[Goal] Where a line holds the word "name", copy that line.

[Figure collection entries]
** Begin **
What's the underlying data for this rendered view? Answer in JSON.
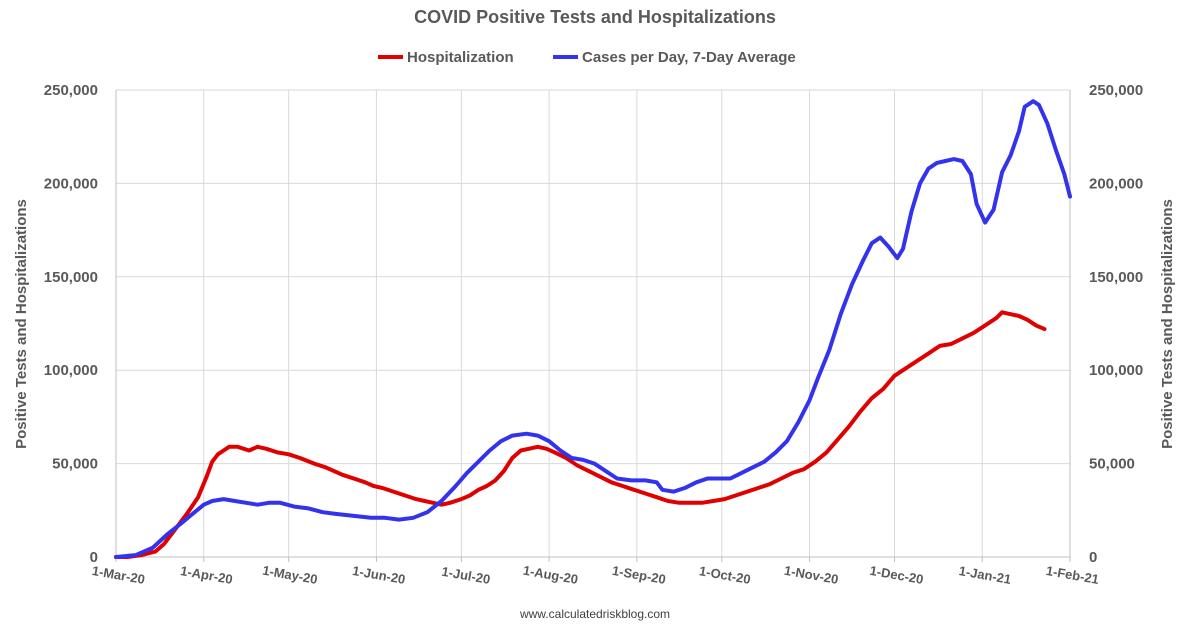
{
  "chart_data": {
    "type": "line",
    "title": "COVID Positive Tests and Hospitalizations",
    "source": "www.calculatedriskblog.com",
    "ylabel_left": "Positive Tests and Hospitalizations",
    "ylabel_right": "Positive Tests and Hospitalizations",
    "ylim": [
      0,
      250000
    ],
    "y_ticks": [
      0,
      50000,
      100000,
      150000,
      200000,
      250000
    ],
    "y_tick_labels": [
      "0",
      "50,000",
      "100,000",
      "150,000",
      "200,000",
      "250,000"
    ],
    "x_ticks": [
      "2020-03-01",
      "2020-04-01",
      "2020-05-01",
      "2020-06-01",
      "2020-07-01",
      "2020-08-01",
      "2020-09-01",
      "2020-10-01",
      "2020-11-01",
      "2020-12-01",
      "2021-01-01",
      "2021-02-01"
    ],
    "x_tick_labels": [
      "1-Mar-20",
      "1-Apr-20",
      "1-May-20",
      "1-Jun-20",
      "1-Jul-20",
      "1-Aug-20",
      "1-Sep-20",
      "1-Oct-20",
      "1-Nov-20",
      "1-Dec-20",
      "1-Jan-21",
      "1-Feb-21"
    ],
    "xlim": [
      "2020-03-01",
      "2021-02-01"
    ],
    "grid": true,
    "legend_position": "top-center",
    "series": [
      {
        "name": "Hospitalization",
        "color": "#e00000",
        "points": [
          [
            "2020-03-01",
            0
          ],
          [
            "2020-03-05",
            0
          ],
          [
            "2020-03-10",
            1000
          ],
          [
            "2020-03-15",
            3000
          ],
          [
            "2020-03-18",
            7000
          ],
          [
            "2020-03-22",
            15000
          ],
          [
            "2020-03-26",
            23000
          ],
          [
            "2020-03-30",
            32000
          ],
          [
            "2020-04-02",
            43000
          ],
          [
            "2020-04-04",
            51000
          ],
          [
            "2020-04-06",
            55000
          ],
          [
            "2020-04-08",
            57000
          ],
          [
            "2020-04-10",
            59000
          ],
          [
            "2020-04-13",
            59000
          ],
          [
            "2020-04-17",
            57000
          ],
          [
            "2020-04-20",
            59000
          ],
          [
            "2020-04-23",
            58000
          ],
          [
            "2020-04-27",
            56000
          ],
          [
            "2020-05-01",
            55000
          ],
          [
            "2020-05-05",
            53000
          ],
          [
            "2020-05-10",
            50000
          ],
          [
            "2020-05-14",
            48000
          ],
          [
            "2020-05-17",
            46000
          ],
          [
            "2020-05-20",
            44000
          ],
          [
            "2020-05-24",
            42000
          ],
          [
            "2020-05-28",
            40000
          ],
          [
            "2020-05-31",
            38000
          ],
          [
            "2020-06-03",
            37000
          ],
          [
            "2020-06-07",
            35000
          ],
          [
            "2020-06-11",
            33000
          ],
          [
            "2020-06-15",
            31000
          ],
          [
            "2020-06-18",
            30000
          ],
          [
            "2020-06-21",
            29000
          ],
          [
            "2020-06-24",
            28000
          ],
          [
            "2020-06-27",
            29000
          ],
          [
            "2020-07-01",
            31000
          ],
          [
            "2020-07-04",
            33000
          ],
          [
            "2020-07-07",
            36000
          ],
          [
            "2020-07-10",
            38000
          ],
          [
            "2020-07-13",
            41000
          ],
          [
            "2020-07-16",
            46000
          ],
          [
            "2020-07-19",
            53000
          ],
          [
            "2020-07-22",
            57000
          ],
          [
            "2020-07-25",
            58000
          ],
          [
            "2020-07-28",
            59000
          ],
          [
            "2020-07-31",
            58000
          ],
          [
            "2020-08-03",
            56000
          ],
          [
            "2020-08-07",
            53000
          ],
          [
            "2020-08-11",
            49000
          ],
          [
            "2020-08-15",
            46000
          ],
          [
            "2020-08-19",
            43000
          ],
          [
            "2020-08-23",
            40000
          ],
          [
            "2020-08-27",
            38000
          ],
          [
            "2020-08-31",
            36000
          ],
          [
            "2020-09-04",
            34000
          ],
          [
            "2020-09-08",
            32000
          ],
          [
            "2020-09-12",
            30000
          ],
          [
            "2020-09-16",
            29000
          ],
          [
            "2020-09-20",
            29000
          ],
          [
            "2020-09-24",
            29000
          ],
          [
            "2020-09-28",
            30000
          ],
          [
            "2020-10-02",
            31000
          ],
          [
            "2020-10-06",
            33000
          ],
          [
            "2020-10-10",
            35000
          ],
          [
            "2020-10-14",
            37000
          ],
          [
            "2020-10-18",
            39000
          ],
          [
            "2020-10-22",
            42000
          ],
          [
            "2020-10-26",
            45000
          ],
          [
            "2020-10-30",
            47000
          ],
          [
            "2020-11-03",
            51000
          ],
          [
            "2020-11-07",
            56000
          ],
          [
            "2020-11-11",
            63000
          ],
          [
            "2020-11-15",
            70000
          ],
          [
            "2020-11-19",
            78000
          ],
          [
            "2020-11-23",
            85000
          ],
          [
            "2020-11-27",
            90000
          ],
          [
            "2020-12-01",
            97000
          ],
          [
            "2020-12-05",
            101000
          ],
          [
            "2020-12-09",
            105000
          ],
          [
            "2020-12-13",
            109000
          ],
          [
            "2020-12-17",
            113000
          ],
          [
            "2020-12-21",
            114000
          ],
          [
            "2020-12-25",
            117000
          ],
          [
            "2020-12-29",
            120000
          ],
          [
            "2021-01-02",
            124000
          ],
          [
            "2021-01-06",
            128000
          ],
          [
            "2021-01-08",
            131000
          ],
          [
            "2021-01-11",
            130000
          ],
          [
            "2021-01-14",
            129000
          ],
          [
            "2021-01-17",
            127000
          ],
          [
            "2021-01-20",
            124000
          ],
          [
            "2021-01-23",
            122000
          ]
        ]
      },
      {
        "name": "Cases per Day, 7-Day Average",
        "color": "#3333ee",
        "points": [
          [
            "2020-03-01",
            0
          ],
          [
            "2020-03-08",
            1000
          ],
          [
            "2020-03-14",
            5000
          ],
          [
            "2020-03-19",
            12000
          ],
          [
            "2020-03-24",
            18000
          ],
          [
            "2020-03-28",
            23000
          ],
          [
            "2020-04-01",
            28000
          ],
          [
            "2020-04-04",
            30000
          ],
          [
            "2020-04-08",
            31000
          ],
          [
            "2020-04-12",
            30000
          ],
          [
            "2020-04-16",
            29000
          ],
          [
            "2020-04-20",
            28000
          ],
          [
            "2020-04-24",
            29000
          ],
          [
            "2020-04-28",
            29000
          ],
          [
            "2020-05-03",
            27000
          ],
          [
            "2020-05-08",
            26000
          ],
          [
            "2020-05-13",
            24000
          ],
          [
            "2020-05-18",
            23000
          ],
          [
            "2020-05-24",
            22000
          ],
          [
            "2020-05-30",
            21000
          ],
          [
            "2020-06-04",
            21000
          ],
          [
            "2020-06-09",
            20000
          ],
          [
            "2020-06-14",
            21000
          ],
          [
            "2020-06-19",
            24000
          ],
          [
            "2020-06-24",
            30000
          ],
          [
            "2020-06-29",
            38000
          ],
          [
            "2020-07-03",
            45000
          ],
          [
            "2020-07-07",
            51000
          ],
          [
            "2020-07-11",
            57000
          ],
          [
            "2020-07-15",
            62000
          ],
          [
            "2020-07-19",
            65000
          ],
          [
            "2020-07-24",
            66000
          ],
          [
            "2020-07-28",
            65000
          ],
          [
            "2020-08-01",
            62000
          ],
          [
            "2020-08-05",
            57000
          ],
          [
            "2020-08-09",
            53000
          ],
          [
            "2020-08-13",
            52000
          ],
          [
            "2020-08-17",
            50000
          ],
          [
            "2020-08-21",
            46000
          ],
          [
            "2020-08-25",
            42000
          ],
          [
            "2020-08-30",
            41000
          ],
          [
            "2020-09-04",
            41000
          ],
          [
            "2020-09-08",
            40000
          ],
          [
            "2020-09-10",
            36000
          ],
          [
            "2020-09-14",
            35000
          ],
          [
            "2020-09-18",
            37000
          ],
          [
            "2020-09-22",
            40000
          ],
          [
            "2020-09-26",
            42000
          ],
          [
            "2020-09-30",
            42000
          ],
          [
            "2020-10-04",
            42000
          ],
          [
            "2020-10-08",
            45000
          ],
          [
            "2020-10-12",
            48000
          ],
          [
            "2020-10-16",
            51000
          ],
          [
            "2020-10-20",
            56000
          ],
          [
            "2020-10-24",
            62000
          ],
          [
            "2020-10-28",
            72000
          ],
          [
            "2020-11-01",
            84000
          ],
          [
            "2020-11-04",
            96000
          ],
          [
            "2020-11-08",
            111000
          ],
          [
            "2020-11-12",
            130000
          ],
          [
            "2020-11-16",
            146000
          ],
          [
            "2020-11-20",
            159000
          ],
          [
            "2020-11-23",
            168000
          ],
          [
            "2020-11-26",
            171000
          ],
          [
            "2020-11-29",
            166000
          ],
          [
            "2020-12-02",
            160000
          ],
          [
            "2020-12-04",
            165000
          ],
          [
            "2020-12-07",
            185000
          ],
          [
            "2020-12-10",
            200000
          ],
          [
            "2020-12-13",
            208000
          ],
          [
            "2020-12-16",
            211000
          ],
          [
            "2020-12-19",
            212000
          ],
          [
            "2020-12-22",
            213000
          ],
          [
            "2020-12-25",
            212000
          ],
          [
            "2020-12-28",
            205000
          ],
          [
            "2020-12-30",
            189000
          ],
          [
            "2021-01-02",
            179000
          ],
          [
            "2021-01-05",
            186000
          ],
          [
            "2021-01-08",
            206000
          ],
          [
            "2021-01-11",
            215000
          ],
          [
            "2021-01-14",
            228000
          ],
          [
            "2021-01-16",
            241000
          ],
          [
            "2021-01-19",
            244000
          ],
          [
            "2021-01-21",
            242000
          ],
          [
            "2021-01-24",
            232000
          ],
          [
            "2021-01-27",
            218000
          ],
          [
            "2021-01-30",
            205000
          ],
          [
            "2021-02-01",
            193000
          ]
        ]
      }
    ]
  }
}
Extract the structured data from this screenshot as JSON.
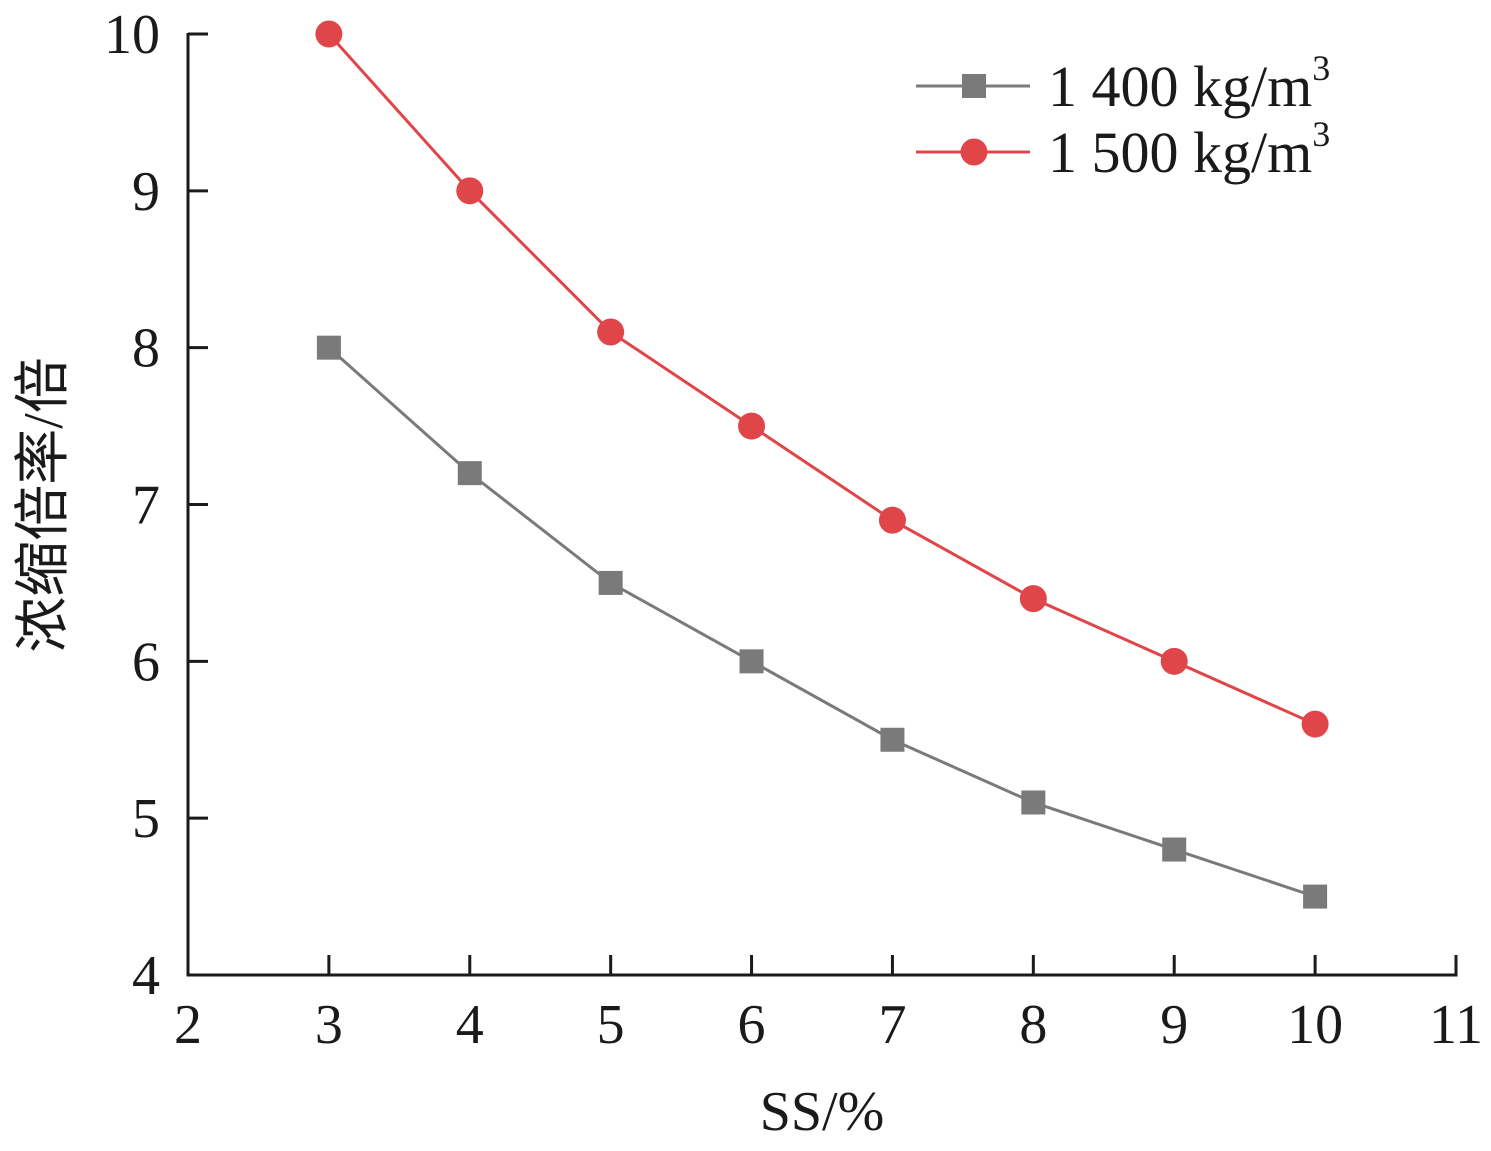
** End **
[Answer for the task]
        "name": "Hospitalization",
        "name": "Cases per Day, 7-Day Average",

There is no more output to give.